--- START Records ---

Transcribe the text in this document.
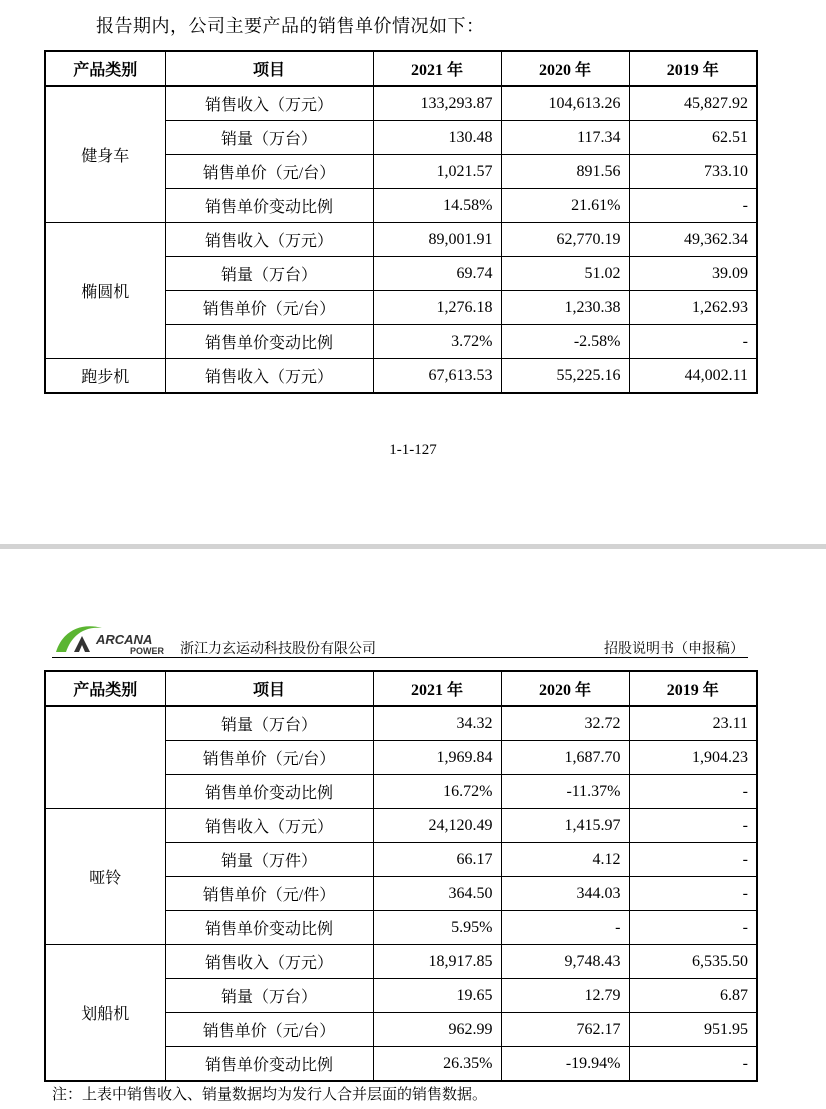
报告期内，公司主要产品的销售单价情况如下：
产品类别	项目	2021 年	2020 年	2019 年
健身车	销售收入（万元）	133,293.87	104,613.26	45,827.92
	销量（万台）	130.48	117.34	62.51
	销售单价（元/台）	1,021.57	891.56	733.10
	销售单价变动比例	14.58%	21.61%	-
椭圆机	销售收入（万元）	89,001.91	62,770.19	49,362.34
	销量（万台）	69.74	51.02	39.09
	销售单价（元/台）	1,276.18	1,230.38	1,262.93
	销售单价变动比例	3.72%	-2.58%	-
跑步机	销售收入（万元）	67,613.53	55,225.16	44,002.11
1-1-127
ARCANA
POWER 浙江力玄运动科技股份有限公司	招股说明书（申报稿）
产品类别	项目	2021 年	2020 年	2019 年
	销量（万台）	34.32	32.72	23.11
	销售单价（元/台）	1,969.84	1,687.70	1,904.23
	销售单价变动比例	16.72%	-11.37%	-
哑铃	销售收入（万元）	24,120.49	1,415.97	-
	销量（万件）	66.17	4.12	-
	销售单价（元/件）	364.50	344.03	-
	销售单价变动比例	5.95%	-	-
划船机	销售收入（万元）	18,917.85	9,748.43	6,535.50
	销量（万台）	19.65	12.79	6.87
	销售单价（元/台）	962.99	762.17	951.95
	销售单价变动比例	26.35%	-19.94%	-
注：上表中销售收入、销量数据均为发行人合并层面的销售数据。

--- END Records ---

Task brief: Copy the records above exactly. The pictures are not part of the copy.

Worked answer:
Transcribe the text in this document.
报告期内，公司主要产品的销售单价情况如下：
产品类别	项目	2021 年	2020 年	2019 年
健身车	销售收入（万元）	133,293.87	104,613.26	45,827.92
	销量（万台）	130.48	117.34	62.51
	销售单价（元/台）	1,021.57	891.56	733.10
	销售单价变动比例	14.58%	21.61%	-
椭圆机	销售收入（万元）	89,001.91	62,770.19	49,362.34
	销量（万台）	69.74	51.02	39.09
	销售单价（元/台）	1,276.18	1,230.38	1,262.93
	销售单价变动比例	3.72%	-2.58%	-
跑步机	销售收入（万元）	67,613.53	55,225.16	44,002.11
1-1-127
ARCANA
POWER 浙江力玄运动科技股份有限公司	招股说明书（申报稿）
产品类别	项目	2021 年	2020 年	2019 年
	销量（万台）	34.32	32.72	23.11
	销售单价（元/台）	1,969.84	1,687.70	1,904.23
	销售单价变动比例	16.72%	-11.37%	-
哑铃	销售收入（万元）	24,120.49	1,415.97	-
	销量（万件）	66.17	4.12	-
	销售单价（元/件）	364.50	344.03	-
	销售单价变动比例	5.95%	-	-
划船机	销售收入（万元）	18,917.85	9,748.43	6,535.50
	销量（万台）	19.65	12.79	6.87
	销售单价（元/台）	962.99	762.17	951.95
	销售单价变动比例	26.35%	-19.94%	-
注：上表中销售收入、销量数据均为发行人合并层面的销售数据。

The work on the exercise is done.